> _Work required_
Leaving the pictures aside, restate all of the data exactly.
Dataset section start
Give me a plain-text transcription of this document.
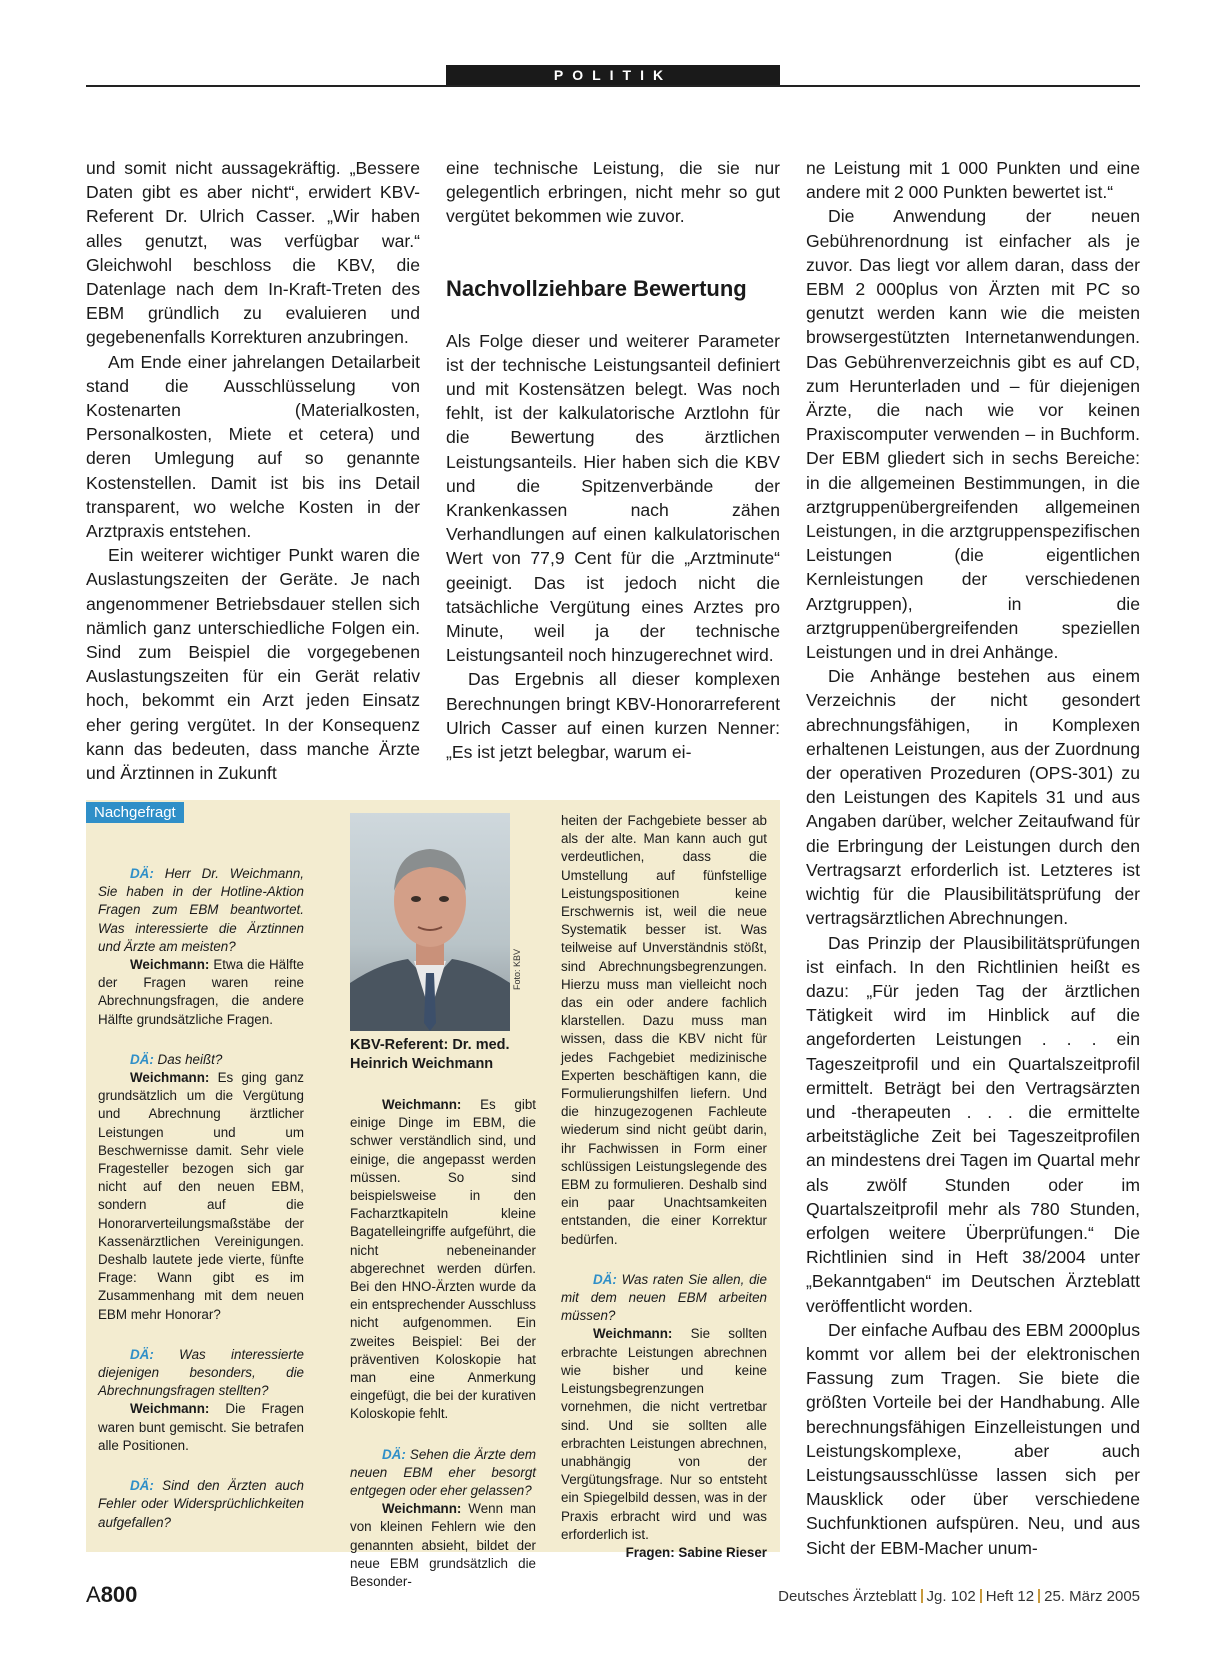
POLITIK

und somit nicht aussagekräftig. „Bessere Daten gibt es aber nicht“, erwidert KBV-Referent Dr. Ulrich Casser. „Wir haben alles genutzt, was verfügbar war.“ Gleichwohl beschloss die KBV, die Datenlage nach dem In-Kraft-Treten des EBM gründlich zu evaluieren und gegebenenfalls Korrekturen anzubringen.

Am Ende einer jahrelangen Detailarbeit stand die Ausschlüsselung von Kostenarten (Materialkosten, Personalkosten, Miete et cetera) und deren Umlegung auf so genannte Kostenstellen. Damit ist bis ins Detail transparent, wo welche Kosten in der Arztpraxis entstehen.

Ein weiterer wichtiger Punkt waren die Auslastungszeiten der Geräte. Je nach angenommener Betriebsdauer stellen sich nämlich ganz unterschiedliche Folgen ein. Sind zum Beispiel die vorgegebenen Auslastungszeiten für ein Gerät relativ hoch, bekommt ein Arzt jeden Einsatz eher gering vergütet. In der Konsequenz kann das bedeuten, dass manche Ärzte und Ärztinnen in Zukunft

eine technische Leistung, die sie nur gelegentlich erbringen, nicht mehr so gut vergütet bekommen wie zuvor.

Nachvollziehbare Bewertung

Als Folge dieser und weiterer Parameter ist der technische Leistungsanteil definiert und mit Kostensätzen belegt. Was noch fehlt, ist der kalkulatorische Arztlohn für die Bewertung des ärztlichen Leistungsanteils. Hier haben sich die KBV und die Spitzenverbände der Krankenkassen nach zähen Verhandlungen auf einen kalkulatorischen Wert von 77,9 Cent für die „Arztminute“ geeinigt. Das ist jedoch nicht die tatsächliche Vergütung eines Arztes pro Minute, weil ja der technische Leistungsanteil noch hinzugerechnet wird.

Das Ergebnis all dieser komplexen Berechnungen bringt KBV-Honorarreferent Ulrich Casser auf einen kurzen Nenner: „Es ist jetzt belegbar, warum ei-

ne Leistung mit 1 000 Punkten und eine andere mit 2 000 Punkten bewertet ist.“

Die Anwendung der neuen Gebührenordnung ist einfacher als je zuvor. Das liegt vor allem daran, dass der EBM 2 000plus von Ärzten mit PC so genutzt werden kann wie die meisten browsergestützten Internetanwendungen. Das Gebührenverzeichnis gibt es auf CD, zum Herunterladen und – für diejenigen Ärzte, die nach wie vor keinen Praxiscomputer verwenden – in Buchform. Der EBM gliedert sich in sechs Bereiche: in die allgemeinen Bestimmungen, in die arztgruppenübergreifenden allgemeinen Leistungen, in die arztgruppenspezifischen Leistungen (die eigentlichen Kernleistungen der verschiedenen Arztgruppen), in die arztgruppenübergreifenden speziellen Leistungen und in drei Anhänge.

Die Anhänge bestehen aus einem Verzeichnis der nicht gesondert abrechnungsfähigen, in Komplexen erhaltenen Leistungen, aus der Zuordnung der operativen Prozeduren (OPS-301) zu den Leistungen des Kapitels 31 und aus Angaben darüber, welcher Zeitaufwand für die Erbringung der Leistungen durch den Vertragsarzt erforderlich ist. Letzteres ist wichtig für die Plausibilitätsprüfung der vertragsärztlichen Abrechnungen.

Das Prinzip der Plausibilitätsprüfungen ist einfach. In den Richtlinien heißt es dazu: „Für jeden Tag der ärztlichen Tätigkeit wird im Hinblick auf die angeforderten Leistungen . . . ein Tageszeitprofil und ein Quartalszeitprofil ermittelt. Beträgt bei den Vertragsärzten und -therapeuten . . . die ermittelte arbeitstägliche Zeit bei Tageszeitprofilen an mindestens drei Tagen im Quartal mehr als zwölf Stunden oder im Quartalszeitprofil mehr als 780 Stunden, erfolgen weitere Überprüfungen.“ Die Richtlinien sind in Heft 38/2004 unter „Bekanntgaben“ im Deutschen Ärzteblatt veröffentlicht worden.

Der einfache Aufbau des EBM 2000plus kommt vor allem bei der elektronischen Fassung zum Tragen. Sie biete die größten Vorteile bei der Handhabung. Alle berechnungsfähigen Einzelleistungen und Leistungskomplexe, aber auch Leistungsausschlüsse lassen sich per Mausklick oder über verschiedene Suchfunktionen aufspüren. Neu, und aus Sicht der EBM-Macher unum-

Nachgefragt

DÄ: Herr Dr. Weichmann, Sie haben in der Hotline-Aktion Fragen zum EBM beantwortet. Was interessierte die Ärztinnen und Ärzte am meisten?

Weichmann: Etwa die Hälfte der Fragen waren reine Abrechnungsfragen, die andere Hälfte grundsätzliche Fragen.

DÄ: Das heißt?

Weichmann: Es ging ganz grundsätzlich um die Vergütung und Abrechnung ärztlicher Leistungen und um Beschwernisse damit. Sehr viele Fragesteller bezogen sich gar nicht auf den neuen EBM, sondern auf die Honorarverteilungsmaßstäbe der Kassenärztlichen Vereinigungen. Deshalb lautete jede vierte, fünfte Frage: Wann gibt es im Zusammenhang mit dem neuen EBM mehr Honorar?

DÄ: Was interessierte diejenigen besonders, die Abrechnungsfragen stellten?

Weichmann: Die Fragen waren bunt gemischt. Sie betrafen alle Positionen.

DÄ: Sind den Ärzten auch Fehler oder Widersprüchlichkeiten aufgefallen?

Foto: KBV
KBV-Referent: Dr. med. Heinrich Weichmann

Weichmann: Es gibt einige Dinge im EBM, die schwer verständlich sind, und einige, die angepasst werden müssen. So sind beispielsweise in den Facharztkapiteln kleine Bagatelleingriffe aufgeführt, die nicht nebeneinander abgerechnet werden dürfen. Bei den HNO-Ärzten wurde da ein entsprechender Ausschluss nicht aufgenommen. Ein zweites Beispiel: Bei der präventiven Koloskopie hat man eine Anmerkung eingefügt, die bei der kurativen Koloskopie fehlt.

DÄ: Sehen die Ärzte dem neuen EBM eher besorgt entgegen oder eher gelassen?

Weichmann: Wenn man von kleinen Fehlern wie den genannten absieht, bildet der neue EBM grundsätzlich die Besonder-

heiten der Fachgebiete besser ab als der alte. Man kann auch gut verdeutlichen, dass die Umstellung auf fünfstellige Leistungspositionen keine Erschwernis ist, weil die neue Systematik besser ist. Was teilweise auf Unverständnis stößt, sind Abrechnungsbegrenzungen. Hierzu muss man vielleicht noch das ein oder andere fachlich klarstellen. Dazu muss man wissen, dass die KBV nicht für jedes Fachgebiet medizinische Experten beschäftigen kann, die Formulierungshilfen liefern. Und die hinzugezogenen Fachleute wiederum sind nicht geübt darin, ihr Fachwissen in Form einer schlüssigen Leistungslegende des EBM zu formulieren. Deshalb sind ein paar Unachtsamkeiten entstanden, die einer Korrektur bedürfen.

DÄ: Was raten Sie allen, die mit dem neuen EBM arbeiten müssen?

Weichmann: Sie sollten erbrachte Leistungen abrechnen wie bisher und keine Leistungsbegrenzungen vornehmen, die nicht vertretbar sind. Und sie sollten alle erbrachten Leistungen abrechnen, unabhängig von der Vergütungsfrage. Nur so entsteht ein Spiegelbild dessen, was in der Praxis erbracht wird und was erforderlich ist.
Fragen: Sabine Rieser

A800	Deutsches Ärzteblatt Jg. 102 Heft 12 25. März 2005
Dataset section end
> _Solution for this exercise_
Give me a plain-text transcription of this document.
POLITIK

und somit nicht aussagekräftig. „Bessere Daten gibt es aber nicht“, erwidert KBV-Referent Dr. Ulrich Casser. „Wir haben alles genutzt, was verfügbar war.“ Gleichwohl beschloss die KBV, die Datenlage nach dem In-Kraft-Treten des EBM gründlich zu evaluieren und gegebenenfalls Korrekturen anzubringen.

Am Ende einer jahrelangen Detailarbeit stand die Ausschlüsselung von Kostenarten (Materialkosten, Personalkosten, Miete et cetera) und deren Umlegung auf so genannte Kostenstellen. Damit ist bis ins Detail transparent, wo welche Kosten in der Arztpraxis entstehen.

Ein weiterer wichtiger Punkt waren die Auslastungszeiten der Geräte. Je nach angenommener Betriebsdauer stellen sich nämlich ganz unterschiedliche Folgen ein. Sind zum Beispiel die vorgegebenen Auslastungszeiten für ein Gerät relativ hoch, bekommt ein Arzt jeden Einsatz eher gering vergütet. In der Konsequenz kann das bedeuten, dass manche Ärzte und Ärztinnen in Zukunft

eine technische Leistung, die sie nur gelegentlich erbringen, nicht mehr so gut vergütet bekommen wie zuvor.

Nachvollziehbare Bewertung

Als Folge dieser und weiterer Parameter ist der technische Leistungsanteil definiert und mit Kostensätzen belegt. Was noch fehlt, ist der kalkulatorische Arztlohn für die Bewertung des ärztlichen Leistungsanteils. Hier haben sich die KBV und die Spitzenverbände der Krankenkassen nach zähen Verhandlungen auf einen kalkulatorischen Wert von 77,9 Cent für die „Arztminute“ geeinigt. Das ist jedoch nicht die tatsächliche Vergütung eines Arztes pro Minute, weil ja der technische Leistungsanteil noch hinzugerechnet wird.

Das Ergebnis all dieser komplexen Berechnungen bringt KBV-Honorarreferent Ulrich Casser auf einen kurzen Nenner: „Es ist jetzt belegbar, warum ei-

ne Leistung mit 1 000 Punkten und eine andere mit 2 000 Punkten bewertet ist.“

Die Anwendung der neuen Gebührenordnung ist einfacher als je zuvor. Das liegt vor allem daran, dass der EBM 2 000plus von Ärzten mit PC so genutzt werden kann wie die meisten browsergestützten Internetanwendungen. Das Gebührenverzeichnis gibt es auf CD, zum Herunterladen und – für diejenigen Ärzte, die nach wie vor keinen Praxiscomputer verwenden – in Buchform. Der EBM gliedert sich in sechs Bereiche: in die allgemeinen Bestimmungen, in die arztgruppenübergreifenden allgemeinen Leistungen, in die arztgruppenspezifischen Leistungen (die eigentlichen Kernleistungen der verschiedenen Arztgruppen), in die arztgruppenübergreifenden speziellen Leistungen und in drei Anhänge.

Die Anhänge bestehen aus einem Verzeichnis der nicht gesondert abrechnungsfähigen, in Komplexen erhaltenen Leistungen, aus der Zuordnung der operativen Prozeduren (OPS-301) zu den Leistungen des Kapitels 31 und aus Angaben darüber, welcher Zeitaufwand für die Erbringung der Leistungen durch den Vertragsarzt erforderlich ist. Letzteres ist wichtig für die Plausibilitätsprüfung der vertragsärztlichen Abrechnungen.

Das Prinzip der Plausibilitätsprüfungen ist einfach. In den Richtlinien heißt es dazu: „Für jeden Tag der ärztlichen Tätigkeit wird im Hinblick auf die angeforderten Leistungen . . . ein Tageszeitprofil und ein Quartalszeitprofil ermittelt. Beträgt bei den Vertragsärzten und -therapeuten . . . die ermittelte arbeitstägliche Zeit bei Tageszeitprofilen an mindestens drei Tagen im Quartal mehr als zwölf Stunden oder im Quartalszeitprofil mehr als 780 Stunden, erfolgen weitere Überprüfungen.“ Die Richtlinien sind in Heft 38/2004 unter „Bekanntgaben“ im Deutschen Ärzteblatt veröffentlicht worden.

Der einfache Aufbau des EBM 2000plus kommt vor allem bei der elektronischen Fassung zum Tragen. Sie biete die größten Vorteile bei der Handhabung. Alle berechnungsfähigen Einzelleistungen und Leistungskomplexe, aber auch Leistungsausschlüsse lassen sich per Mausklick oder über verschiedene Suchfunktionen aufspüren. Neu, und aus Sicht der EBM-Macher unum-

Nachgefragt

DÄ: Herr Dr. Weichmann, Sie haben in der Hotline-Aktion Fragen zum EBM beantwortet. Was interessierte die Ärztinnen und Ärzte am meisten?

Weichmann: Etwa die Hälfte der Fragen waren reine Abrechnungsfragen, die andere Hälfte grundsätzliche Fragen.

DÄ: Das heißt?

Weichmann: Es ging ganz grundsätzlich um die Vergütung und Abrechnung ärztlicher Leistungen und um Beschwernisse damit. Sehr viele Fragesteller bezogen sich gar nicht auf den neuen EBM, sondern auf die Honorarverteilungsmaßstäbe der Kassenärztlichen Vereinigungen. Deshalb lautete jede vierte, fünfte Frage: Wann gibt es im Zusammenhang mit dem neuen EBM mehr Honorar?

DÄ: Was interessierte diejenigen besonders, die Abrechnungsfragen stellten?

Weichmann: Die Fragen waren bunt gemischt. Sie betrafen alle Positionen.

DÄ: Sind den Ärzten auch Fehler oder Widersprüchlichkeiten aufgefallen?

Foto: KBV
KBV-Referent: Dr. med. Heinrich Weichmann

Weichmann: Es gibt einige Dinge im EBM, die schwer verständlich sind, und einige, die angepasst werden müssen. So sind beispielsweise in den Facharztkapiteln kleine Bagatelleingriffe aufgeführt, die nicht nebeneinander abgerechnet werden dürfen. Bei den HNO-Ärzten wurde da ein entsprechender Ausschluss nicht aufgenommen. Ein zweites Beispiel: Bei der präventiven Koloskopie hat man eine Anmerkung eingefügt, die bei der kurativen Koloskopie fehlt.

DÄ: Sehen die Ärzte dem neuen EBM eher besorgt entgegen oder eher gelassen?

Weichmann: Wenn man von kleinen Fehlern wie den genannten absieht, bildet der neue EBM grundsätzlich die Besonder-

heiten der Fachgebiete besser ab als der alte. Man kann auch gut verdeutlichen, dass die Umstellung auf fünfstellige Leistungspositionen keine Erschwernis ist, weil die neue Systematik besser ist. Was teilweise auf Unverständnis stößt, sind Abrechnungsbegrenzungen. Hierzu muss man vielleicht noch das ein oder andere fachlich klarstellen. Dazu muss man wissen, dass die KBV nicht für jedes Fachgebiet medizinische Experten beschäftigen kann, die Formulierungshilfen liefern. Und die hinzugezogenen Fachleute wiederum sind nicht geübt darin, ihr Fachwissen in Form einer schlüssigen Leistungslegende des EBM zu formulieren. Deshalb sind ein paar Unachtsamkeiten entstanden, die einer Korrektur bedürfen.

DÄ: Was raten Sie allen, die mit dem neuen EBM arbeiten müssen?

Weichmann: Sie sollten erbrachte Leistungen abrechnen wie bisher und keine Leistungsbegrenzungen vornehmen, die nicht vertretbar sind. Und sie sollten alle erbrachten Leistungen abrechnen, unabhängig von der Vergütungsfrage. Nur so entsteht ein Spiegelbild dessen, was in der Praxis erbracht wird und was erforderlich ist.
Fragen: Sabine Rieser

A800	Deutsches Ärzteblatt Jg. 102 Heft 12 25. März 2005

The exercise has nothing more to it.